_YOUR ASSIGNMENT_
Read the lines of the data below and retrieve those with "security".

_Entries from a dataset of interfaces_
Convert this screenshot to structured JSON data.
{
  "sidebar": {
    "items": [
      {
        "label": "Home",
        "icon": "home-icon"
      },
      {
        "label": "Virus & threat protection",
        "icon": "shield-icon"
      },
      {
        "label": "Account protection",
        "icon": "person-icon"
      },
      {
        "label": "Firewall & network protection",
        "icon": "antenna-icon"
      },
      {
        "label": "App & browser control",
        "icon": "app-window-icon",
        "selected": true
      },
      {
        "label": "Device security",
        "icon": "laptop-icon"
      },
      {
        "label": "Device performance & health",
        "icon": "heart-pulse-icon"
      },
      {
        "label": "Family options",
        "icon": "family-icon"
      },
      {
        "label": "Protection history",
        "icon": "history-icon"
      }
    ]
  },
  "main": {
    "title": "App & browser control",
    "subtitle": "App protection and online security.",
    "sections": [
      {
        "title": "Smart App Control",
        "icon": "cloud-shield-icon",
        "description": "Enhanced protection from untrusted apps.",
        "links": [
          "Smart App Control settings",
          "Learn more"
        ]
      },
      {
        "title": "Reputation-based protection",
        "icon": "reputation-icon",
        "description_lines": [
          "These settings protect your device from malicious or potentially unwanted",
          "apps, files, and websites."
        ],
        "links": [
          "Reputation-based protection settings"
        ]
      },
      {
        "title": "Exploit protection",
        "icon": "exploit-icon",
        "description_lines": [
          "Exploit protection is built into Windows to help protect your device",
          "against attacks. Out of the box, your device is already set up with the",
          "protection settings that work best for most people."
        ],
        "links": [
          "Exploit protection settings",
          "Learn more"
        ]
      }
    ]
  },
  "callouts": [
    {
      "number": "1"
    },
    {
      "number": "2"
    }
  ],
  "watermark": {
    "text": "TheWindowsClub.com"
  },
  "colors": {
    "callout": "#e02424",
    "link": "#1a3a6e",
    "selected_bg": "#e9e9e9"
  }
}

_EXERCISE RESPONSE_
        "label": "Device security",
    "subtitle": "App protection and online security.",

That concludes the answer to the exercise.